Set exercise
Go through the data below. Pull out every line that has the word "with".

Task material
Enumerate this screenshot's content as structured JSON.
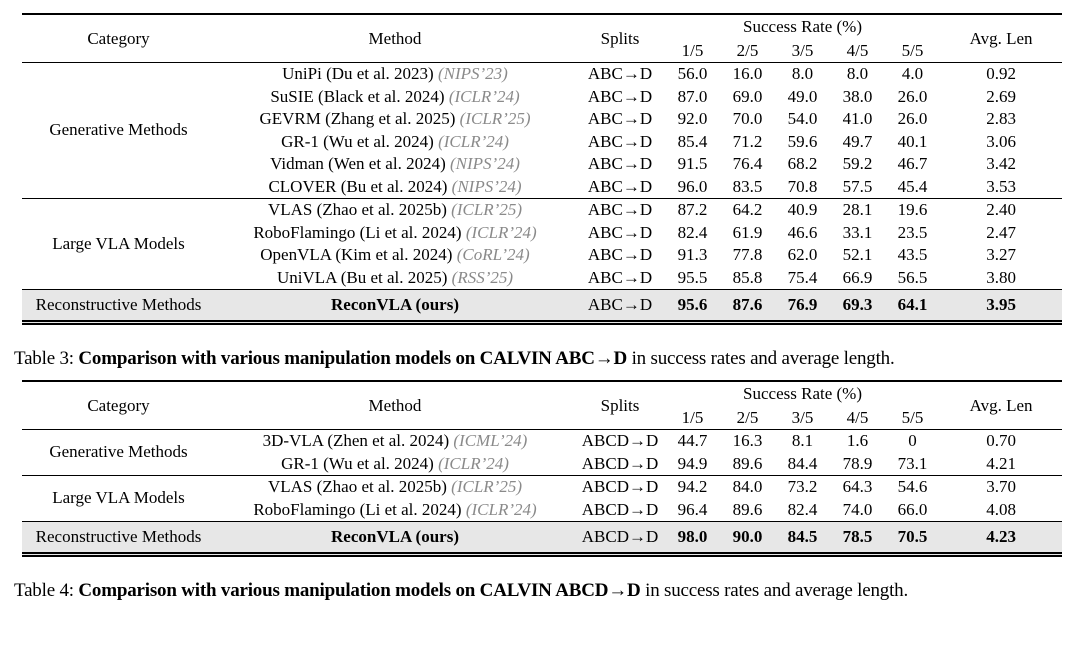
{
  "colors": {
    "venue_gray": "#8a8a8a",
    "highlight_bg": "#e7e7e7",
    "rule": "#000000"
  },
  "tables": [
    {
      "title": "CALVIN ABC→D comparison",
      "header": {
        "category": "Category",
        "method": "Method",
        "splits": "Splits",
        "success_rate": "Success Rate (%)",
        "subcols": [
          "1/5",
          "2/5",
          "3/5",
          "4/5",
          "5/5"
        ],
        "avg_len": "Avg. Len"
      },
      "groups": [
        {
          "category": "Generative Methods",
          "rows": [
            {
              "method": "UniPi (Du et al. 2023)",
              "venue": "(NIPS’23)",
              "split": "ABC→D",
              "rates": [
                "56.0",
                "16.0",
                "8.0",
                "8.0",
                "4.0"
              ],
              "avg_len": "0.92"
            },
            {
              "method": "SuSIE (Black et al. 2024)",
              "venue": "(ICLR’24)",
              "split": "ABC→D",
              "rates": [
                "87.0",
                "69.0",
                "49.0",
                "38.0",
                "26.0"
              ],
              "avg_len": "2.69"
            },
            {
              "method": "GEVRM (Zhang et al. 2025)",
              "venue": "(ICLR’25)",
              "split": "ABC→D",
              "rates": [
                "92.0",
                "70.0",
                "54.0",
                "41.0",
                "26.0"
              ],
              "avg_len": "2.83"
            },
            {
              "method": "GR-1 (Wu et al. 2024)",
              "venue": "(ICLR’24)",
              "split": "ABC→D",
              "rates": [
                "85.4",
                "71.2",
                "59.6",
                "49.7",
                "40.1"
              ],
              "avg_len": "3.06"
            },
            {
              "method": "Vidman (Wen et al. 2024)",
              "venue": "(NIPS’24)",
              "split": "ABC→D",
              "rates": [
                "91.5",
                "76.4",
                "68.2",
                "59.2",
                "46.7"
              ],
              "avg_len": "3.42"
            },
            {
              "method": "CLOVER (Bu et al. 2024)",
              "venue": "(NIPS’24)",
              "split": "ABC→D",
              "rates": [
                "96.0",
                "83.5",
                "70.8",
                "57.5",
                "45.4"
              ],
              "avg_len": "3.53"
            }
          ]
        },
        {
          "category": "Large VLA Models",
          "rows": [
            {
              "method": "VLAS (Zhao et al. 2025b)",
              "venue": "(ICLR’25)",
              "split": "ABC→D",
              "rates": [
                "87.2",
                "64.2",
                "40.9",
                "28.1",
                "19.6"
              ],
              "avg_len": "2.40"
            },
            {
              "method": "RoboFlamingo (Li et al. 2024)",
              "venue": "(ICLR’24)",
              "split": "ABC→D",
              "rates": [
                "82.4",
                "61.9",
                "46.6",
                "33.1",
                "23.5"
              ],
              "avg_len": "2.47"
            },
            {
              "method": "OpenVLA (Kim et al. 2024)",
              "venue": "(CoRL’24)",
              "split": "ABC→D",
              "rates": [
                "91.3",
                "77.8",
                "62.0",
                "52.1",
                "43.5"
              ],
              "avg_len": "3.27"
            },
            {
              "method": "UniVLA (Bu et al. 2025)",
              "venue": "(RSS’25)",
              "split": "ABC→D",
              "rates": [
                "95.5",
                "85.8",
                "75.4",
                "66.9",
                "56.5"
              ],
              "avg_len": "3.80"
            }
          ]
        }
      ],
      "highlight": {
        "category": "Reconstructive Methods",
        "method": "ReconVLA (ours)",
        "venue": "",
        "split": "ABC→D",
        "rates": [
          "95.6",
          "87.6",
          "76.9",
          "69.3",
          "64.1"
        ],
        "avg_len": "3.95"
      },
      "caption": {
        "label": "Table 3: ",
        "bold": "Comparison with various manipulation models on CALVIN ABC→D",
        "rest": " in success rates and average length."
      }
    },
    {
      "title": "CALVIN ABCD→D comparison",
      "header": {
        "category": "Category",
        "method": "Method",
        "splits": "Splits",
        "success_rate": "Success Rate (%)",
        "subcols": [
          "1/5",
          "2/5",
          "3/5",
          "4/5",
          "5/5"
        ],
        "avg_len": "Avg. Len"
      },
      "groups": [
        {
          "category": "Generative Methods",
          "rows": [
            {
              "method": "3D-VLA (Zhen et al. 2024)",
              "venue": "(ICML’24)",
              "split": "ABCD→D",
              "rates": [
                "44.7",
                "16.3",
                "8.1",
                "1.6",
                "0"
              ],
              "avg_len": "0.70"
            },
            {
              "method": "GR-1 (Wu et al. 2024)",
              "venue": "(ICLR’24)",
              "split": "ABCD→D",
              "rates": [
                "94.9",
                "89.6",
                "84.4",
                "78.9",
                "73.1"
              ],
              "avg_len": "4.21"
            }
          ]
        },
        {
          "category": "Large VLA Models",
          "rows": [
            {
              "method": "VLAS (Zhao et al. 2025b)",
              "venue": "(ICLR’25)",
              "split": "ABCD→D",
              "rates": [
                "94.2",
                "84.0",
                "73.2",
                "64.3",
                "54.6"
              ],
              "avg_len": "3.70"
            },
            {
              "method": "RoboFlamingo (Li et al. 2024)",
              "venue": "(ICLR’24)",
              "split": "ABCD→D",
              "rates": [
                "96.4",
                "89.6",
                "82.4",
                "74.0",
                "66.0"
              ],
              "avg_len": "4.08"
            }
          ]
        }
      ],
      "highlight": {
        "category": "Reconstructive Methods",
        "method": "ReconVLA (ours)",
        "venue": "",
        "split": "ABCD→D",
        "rates": [
          "98.0",
          "90.0",
          "84.5",
          "78.5",
          "70.5"
        ],
        "avg_len": "4.23"
      },
      "caption": {
        "label": "Table 4: ",
        "bold": "Comparison with various manipulation models on CALVIN ABCD→D",
        "rest": " in success rates and average length."
      }
    }
  ]
}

Exercise answer
        "bold": "Comparison with various manipulation models on CALVIN ABC→D",
        "bold": "Comparison with various manipulation models on CALVIN ABCD→D",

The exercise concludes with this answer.